### [THE TASK]
Copy each line of the data below with the word "Study".

====== RECORDS FOR PROCESSING ======

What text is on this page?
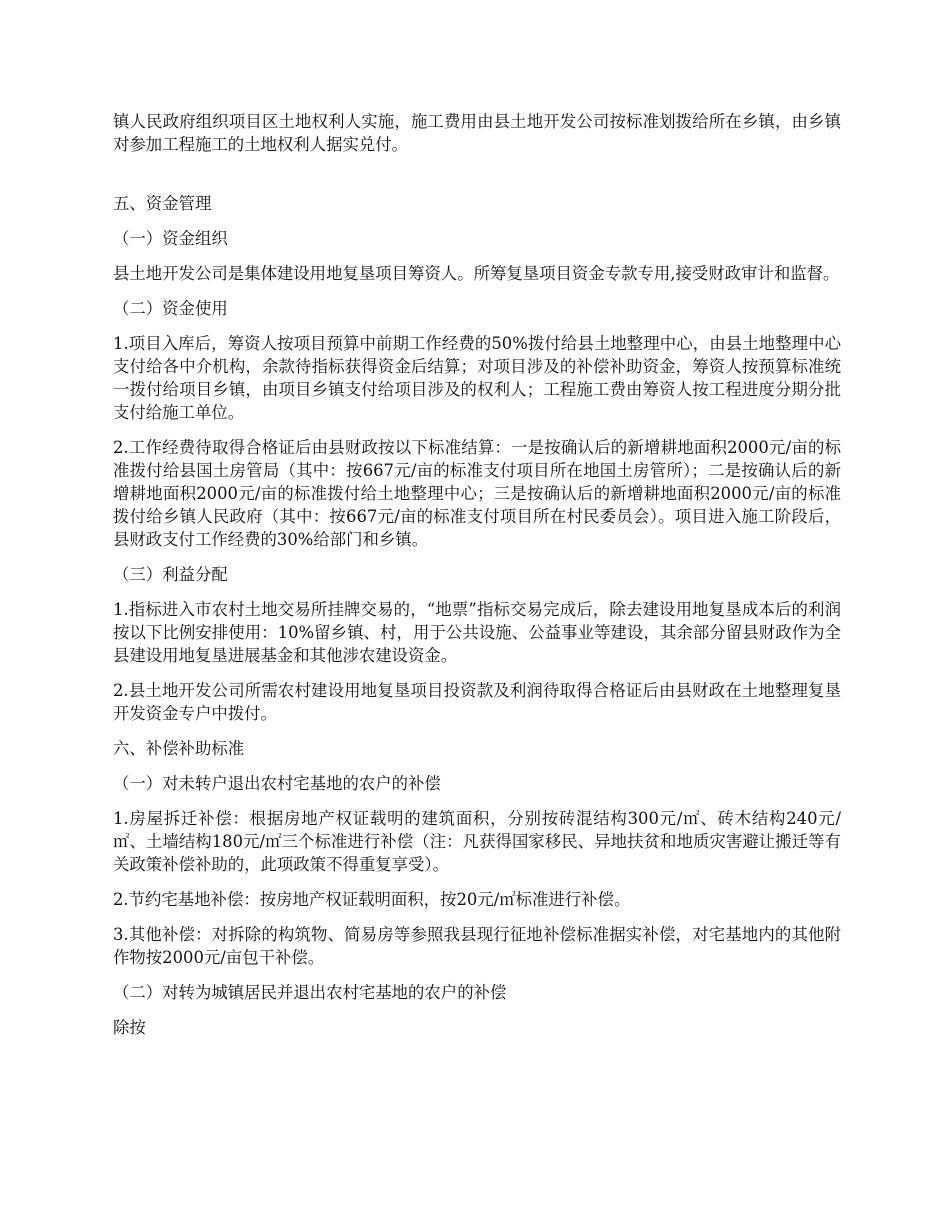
镇人民政府组织项目区土地权利人实施，施工费用由县土地开发公司按标准划拨给所在乡镇，由乡镇对参加工程施工的土地权利人据实兑付。

五、资金管理

（一）资金组织

县土地开发公司是集体建设用地复垦项目筹资人。所筹复垦项目资金专款专用,接受财政审计和监督。

（二）资金使用

1.项目入库后，筹资人按项目预算中前期工作经费的50%拨付给县土地整理中心，由县土地整理中心支付给各中介机构，余款待指标获得资金后结算；对项目涉及的补偿补助资金，筹资人按预算标准统一拨付给项目乡镇，由项目乡镇支付给项目涉及的权利人；工程施工费由筹资人按工程进度分期分批支付给施工单位。

2.工作经费待取得合格证后由县财政按以下标准结算：一是按确认后的新增耕地面积2000元/亩的标准拨付给县国土房管局（其中：按667元/亩的标准支付项目所在地国土房管所）；二是按确认后的新增耕地面积2000元/亩的标准拨付给土地整理中心；三是按确认后的新增耕地面积2000元/亩的标准拨付给乡镇人民政府（其中：按667元/亩的标准支付项目所在村民委员会）。项目进入施工阶段后，县财政支付工作经费的30%给部门和乡镇。

（三）利益分配

1.指标进入市农村土地交易所挂牌交易的，“地票”指标交易完成后，除去建设用地复垦成本后的利润按以下比例安排使用：10%留乡镇、村，用于公共设施、公益事业等建设，其余部分留县财政作为全县建设用地复垦进展基金和其他涉农建设资金。

2.县土地开发公司所需农村建设用地复垦项目投资款及利润待取得合格证后由县财政在土地整理复垦开发资金专户中拨付。

六、补偿补助标准

（一）对未转户退出农村宅基地的农户的补偿

1.房屋拆迁补偿：根据房地产权证载明的建筑面积，分别按砖混结构300元/㎡、砖木结构240元/㎡、土墙结构180元/㎡三个标准进行补偿（注：凡获得国家移民、异地扶贫和地质灾害避让搬迁等有关政策补偿补助的，此项政策不得重复享受）。

2.节约宅基地补偿：按房地产权证载明面积，按20元/㎡标准进行补偿。

3.其他补偿：对拆除的构筑物、简易房等参照我县现行征地补偿标准据实补偿，对宅基地内的其他附作物按2000元/亩包干补偿。

（二）对转为城镇居民并退出农村宅基地的农户的补偿

除按
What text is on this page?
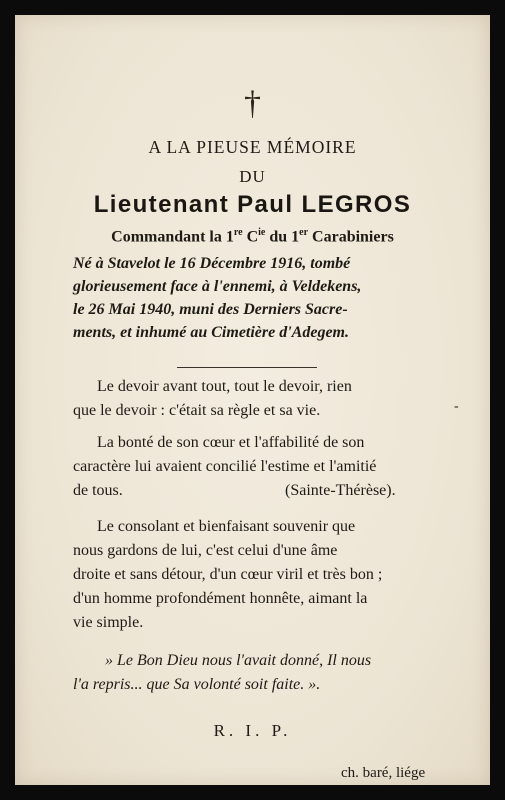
†
A LA PIEUSE MÉMOIRE
DU
Lieutenant Paul LEGROS
Commandant la 1re $C^{ie}$ du 1er Carabiniers
Né à Stavelot le 16 Décembre 1916, tombé
glorieusement face à l'ennemi, à Veldekens,
le 26 Mai 1940, muni des Derniers Sacre-
ments, et inhumé au Cimetière d'Adegem.
Le devoir avant tout, tout le devoir, rien
que le devoir : c'était sa règle et sa vie.	-
La bonté de son cœur et l'affabilité de son
caractère lui avaient concilié l'estime et l'amitié
de tous.	(Sainte-Thérèse).
Le consolant et bienfaisant souvenir que
nous gardons de lui, c'est celui d'une âme
droite et sans détour, d'un cœur viril et très bon ;
d'un homme profondément honnête, aimant la
vie simple.
» Le Bon Dieu nous l'avait donné, Il nous
l'a repris... que Sa volonté soit faite. ».
R. I. P.
ch. baré, liége
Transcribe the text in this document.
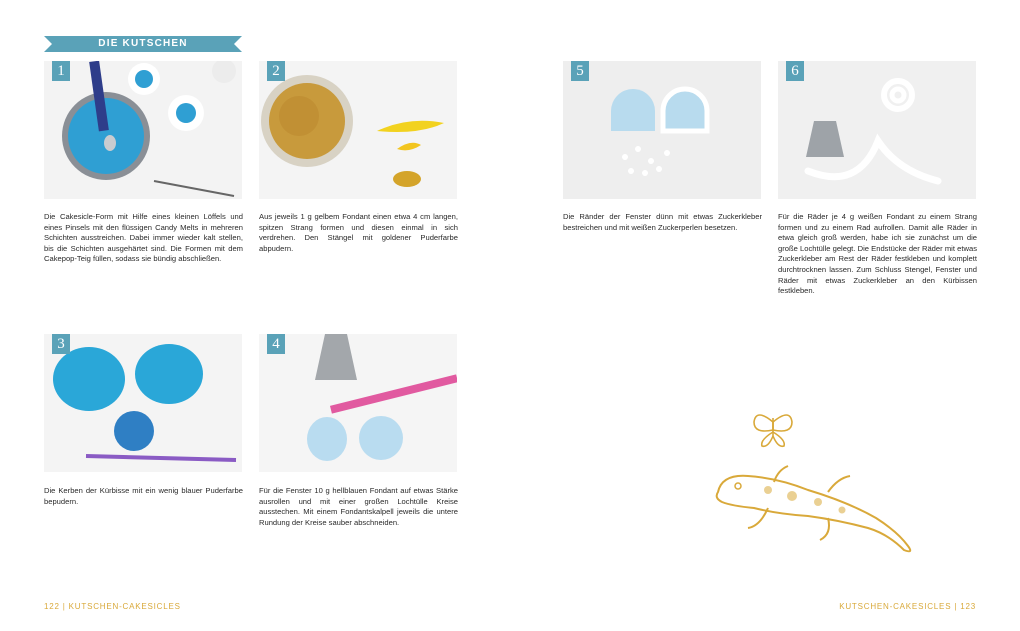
DIE KUTSCHEN
1
Die Cakesicle-Form mit Hilfe eines kleinen Löffels und eines Pinsels mit den flüssigen Candy Melts in mehreren Schichten ausstreichen. Dabei immer wieder kalt stellen, bis die Schichten ausgehärtet sind. Die Formen mit dem Cakepop-Teig füllen, sodass sie bündig abschließen.
2
Aus jeweils 1 g gelbem Fondant einen etwa 4 cm langen, spitzen Strang formen und diesen einmal in sich verdrehen. Den Stängel mit goldener Puderfarbe abpudern.
3
Die Kerben der Kürbisse mit ein wenig blauer Puderfarbe bepudern.
4
Für die Fenster 10 g hellblauen Fondant auf etwas Stärke ausrollen und mit einer großen Lochtülle Kreise ausstechen. Mit einem Fondantskalpell jeweils die untere Rundung der Kreise sauber abschneiden.
5
Die Ränder der Fenster dünn mit etwas Zuckerkleber bestreichen und mit weißen Zuckerperlen besetzen.
6
Für die Räder je 4 g weißen Fondant zu einem Strang formen und zu einem Rad aufrollen. Damit alle Räder in etwa gleich groß werden, habe ich sie zunächst um die große Lochtülle gelegt. Die Endstücke der Räder mit etwas Zuckerkleber am Rest der Räder festkleben und komplett durchtrocknen lassen. Zum Schluss Stengel, Fenster und Räder mit etwas Zuckerkleber an den Kürbissen festkleben.
122 | KUTSCHEN-CAKESICLES	KUTSCHEN-CAKESICLES | 123
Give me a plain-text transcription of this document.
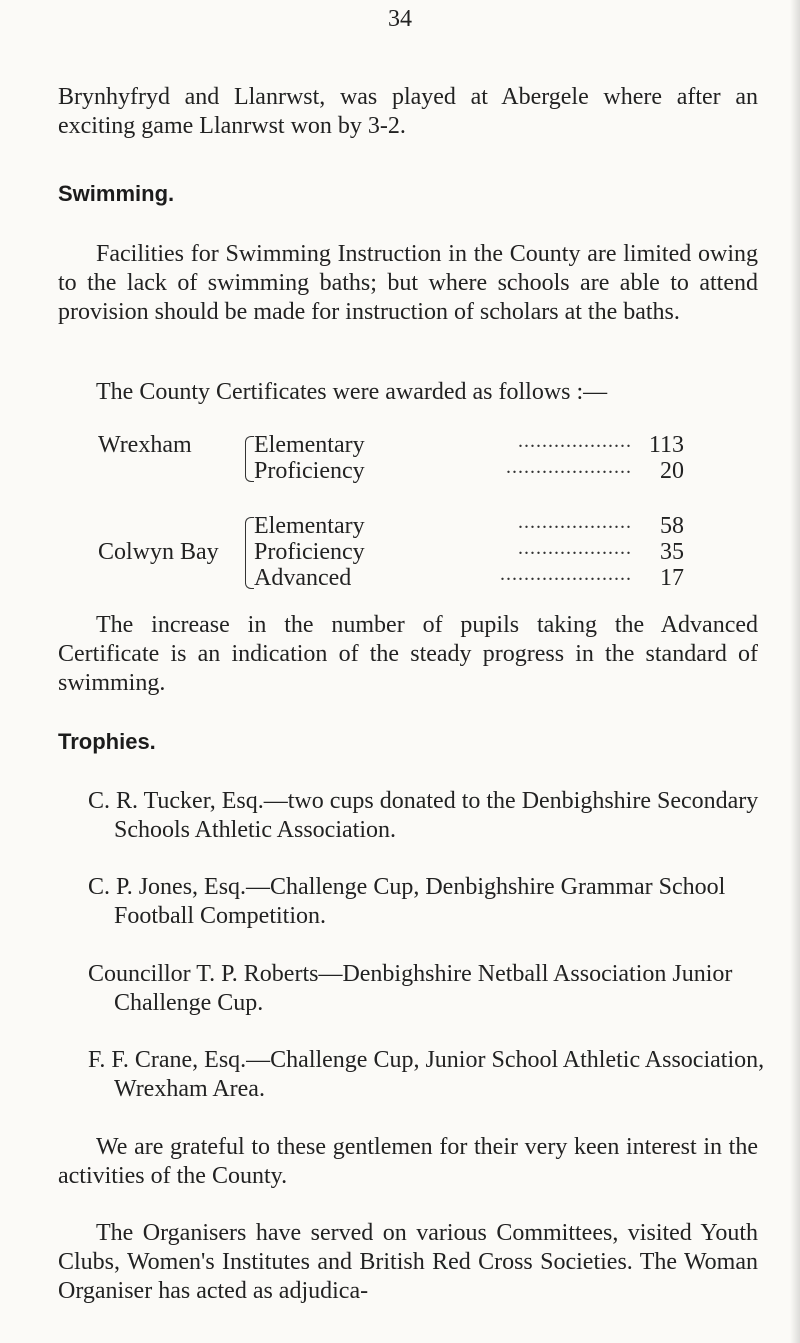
34

Brynhyfryd and Llanrwst, was played at Abergele where after an exciting game Llanrwst won by 3-2.

Swimming.

Facilities for Swimming Instruction in the County are limited owing to the lack of swimming baths; but where schools are able to attend provision should be made for instruction of scholars at the baths.

The County Certificates were awarded as follows :—

Wrexham	Elementary	................... 113
Proficiency	..................... 20
Colwyn Bay
Elementary	................... 58
Proficiency	................... 35
Advanced	...................... 17

The increase in the number of pupils taking the Advanced Certificate is an indication of the steady progress in the standard of swimming.

Trophies.

C. R. Tucker, Esq.—two cups donated to the Denbighshire Secondary Schools Athletic Association.

C. P. Jones, Esq.—Challenge Cup, Denbighshire Grammar School Football Competition.

Councillor T. P. Roberts—Denbighshire Netball Association Junior Challenge Cup.

F. F. Crane, Esq.—Challenge Cup, Junior School Athletic Association, Wrexham Area.

We are grateful to these gentlemen for their very keen interest in the activities of the County.

The Organisers have served on various Committees, visited Youth Clubs, Women's Institutes and British Red Cross Societies. The Woman Organiser has acted as adjudica-
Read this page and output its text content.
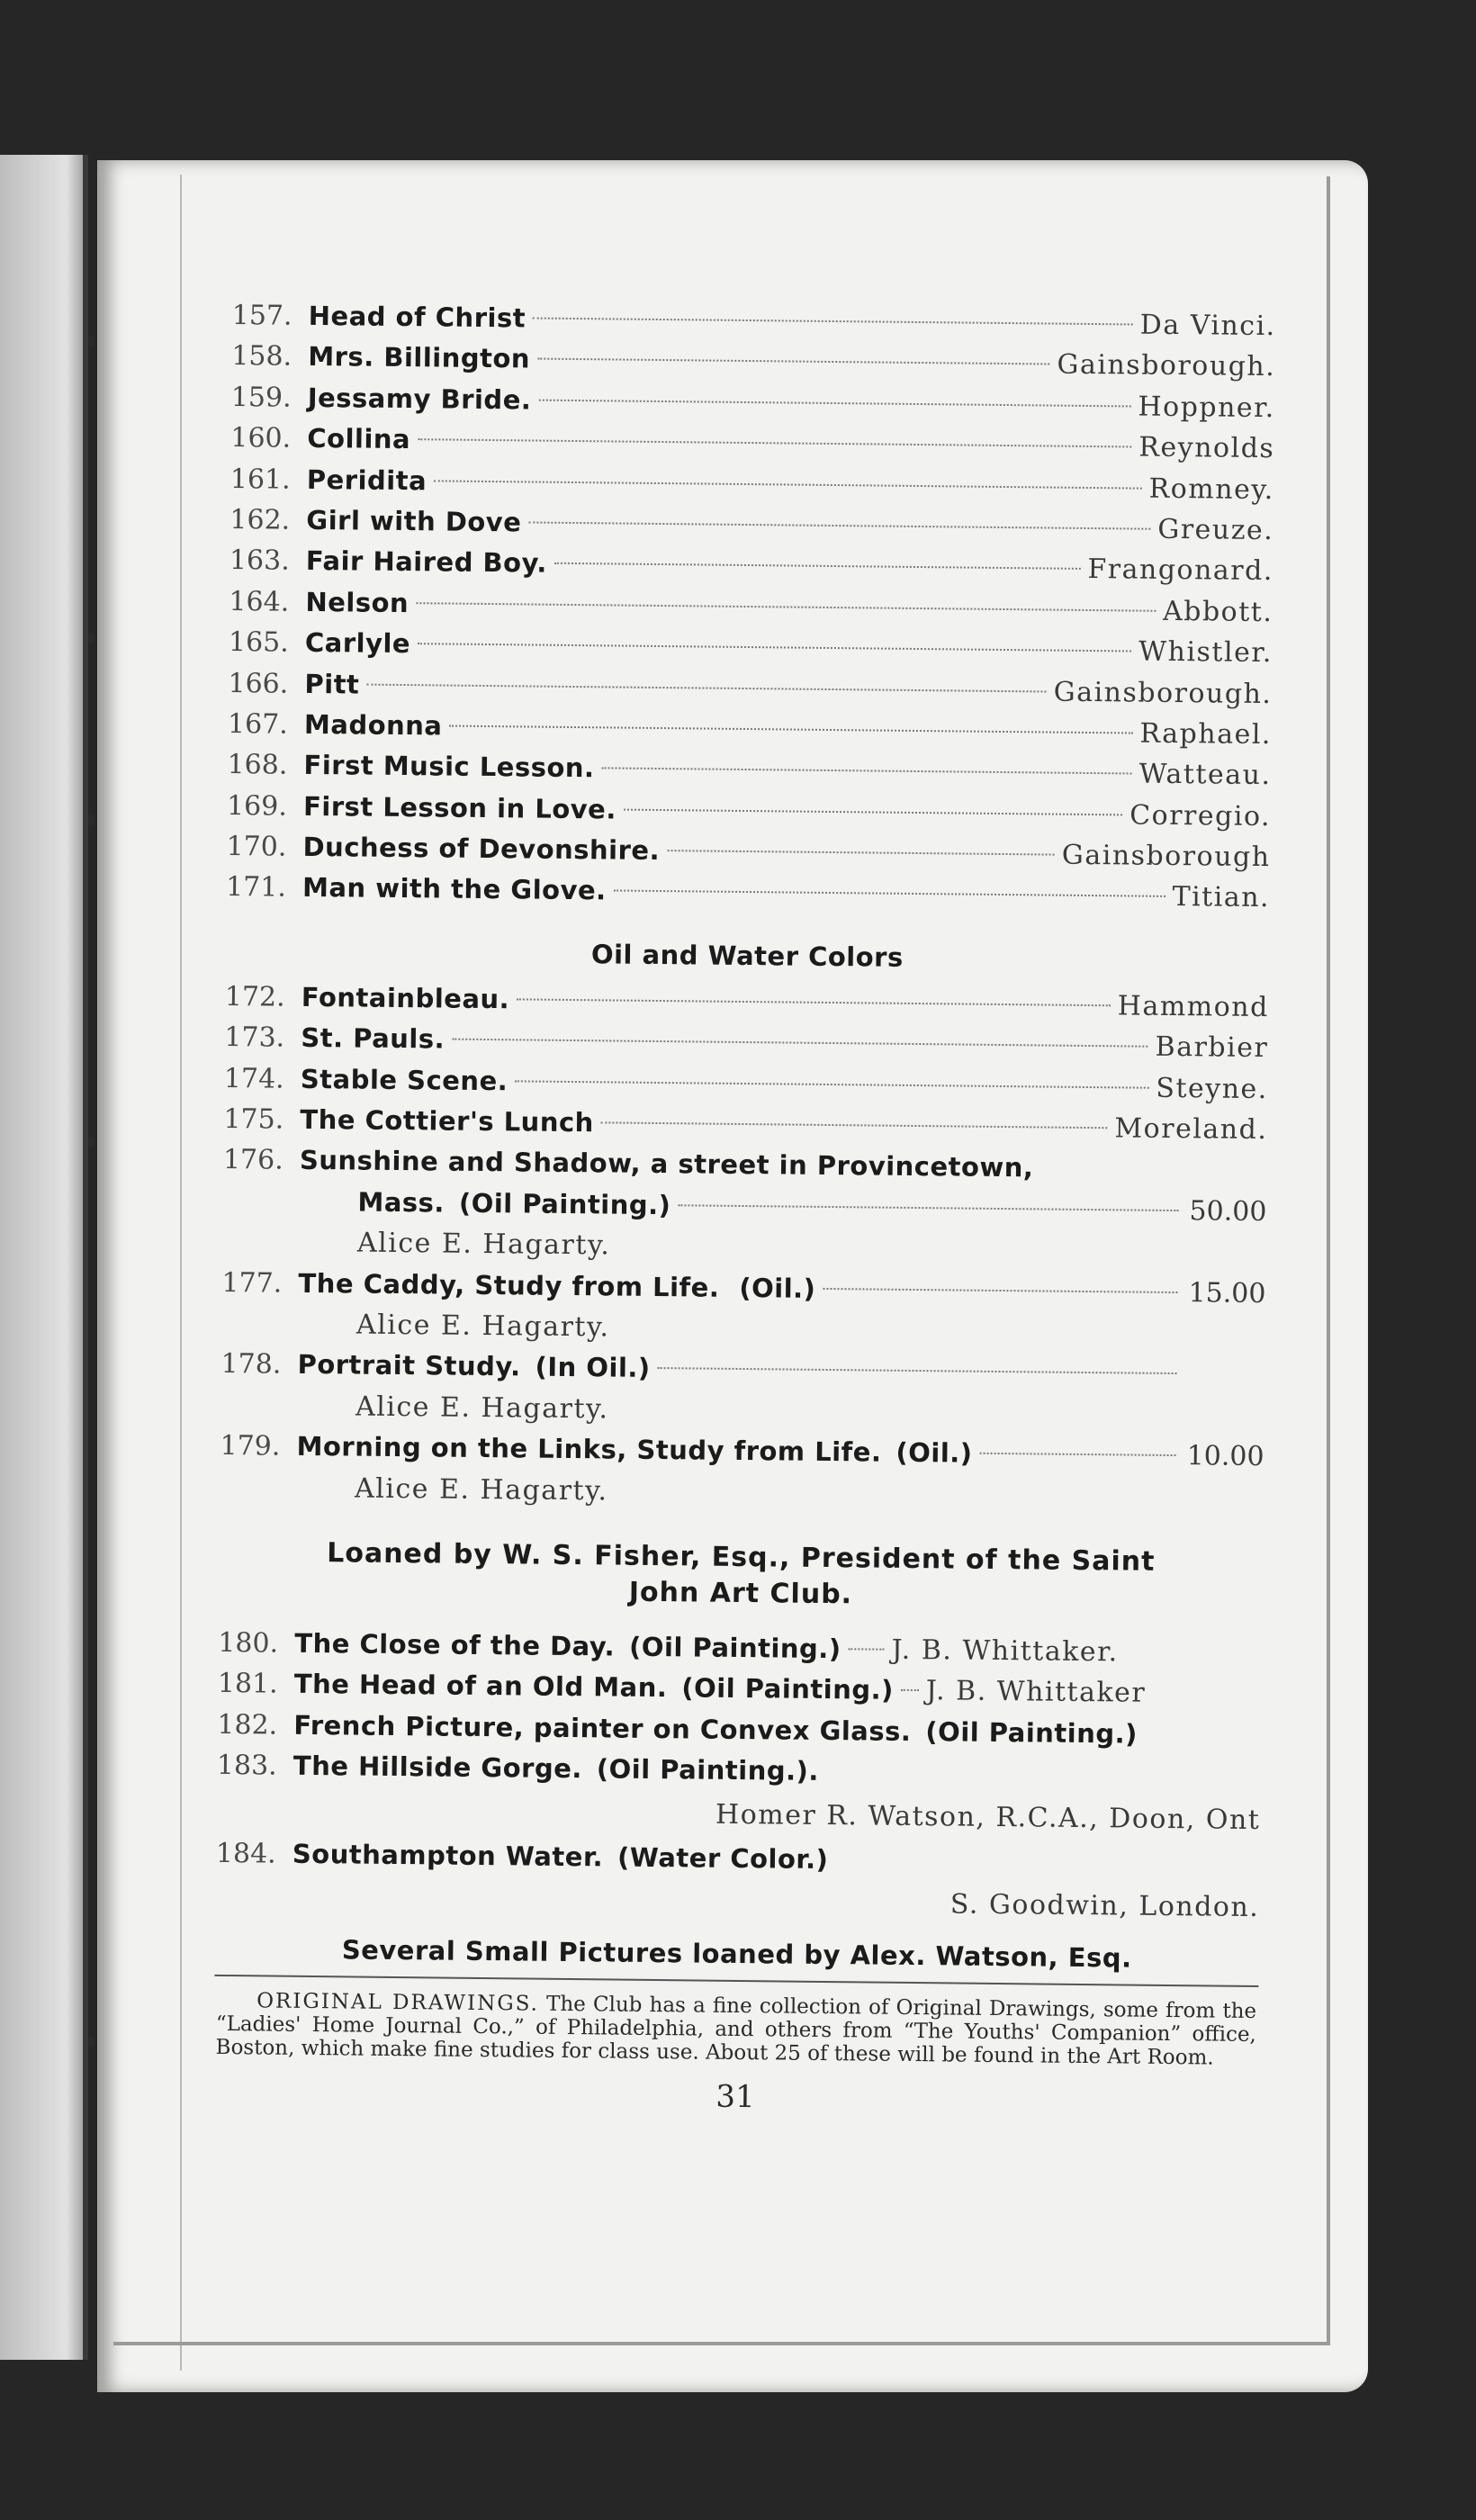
157. Head of Christ	Da Vinci.
158. Mrs. Billington	Gainsborough.
159. Jessamy Bride.	Hoppner.
160. Collina	Reynolds
161. Peridita	Romney.
162. Girl with Dove	Greuze.
163. Fair Haired Boy.	Frangonard.
164. Nelson	Abbott.
165. Carlyle	Whistler.
166. Pitt	Gainsborough.
167. Madonna	Raphael.
168. First Music Lesson.	Watteau.
169. First Lesson in Love.	Corregio.
170. Duchess of Devonshire.	Gainsborough
171. Man with the Glove.	Titian.
Oil and Water Colors
172. Fontainbleau.	Hammond
173. St. Pauls.	Barbier
174. Stable Scene.	Steyne.
175. The Cottier's Lunch	Moreland.
176. Sunshine and Shadow, a street in Provincetown,
Mass. (Oil Painting.)	50.00
Alice E. Hagarty.
177. The Caddy, Study from Life. (Oil.)	15.00
Alice E. Hagarty.
178. Portrait Study. (In Oil.)
Alice E. Hagarty.
179. Morning on the Links, Study from Life. (Oil.)	10.00
Alice E. Hagarty.
Loaned by W. S. Fisher, Esq., President of the Saint
John Art Club.
180. The Close of the Day. (Oil Painting.) J. B. Whittaker.
181. The Head of an Old Man. (Oil Painting.) J. B. Whittaker
182. French Picture, painter on Convex Glass. (Oil Painting.)
183. The Hillside Gorge. (Oil Painting.).
Homer R. Watson, R.C.A., Doon, Ont
184. Southampton Water. (Water Color.)
S. Goodwin, London.
Several Small Pictures loaned by Alex. Watson, Esq.
ORIGINAL DRAWINGS. The Club has a fine collection of Original Drawings, some from the “Ladies' Home Journal Co.,” of Philadelphia, and others from “The Youths' Companion” office, Boston, which make fine studies for class use. About 25 of these will be found in the Art Room.
31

======

### [FULL SOLUTION]
177. The Caddy, Study from Life. (Oil.)	15.00
178. Portrait Study. (In Oil.)
179. Morning on the Links, Study from Life. (Oil.)	10.00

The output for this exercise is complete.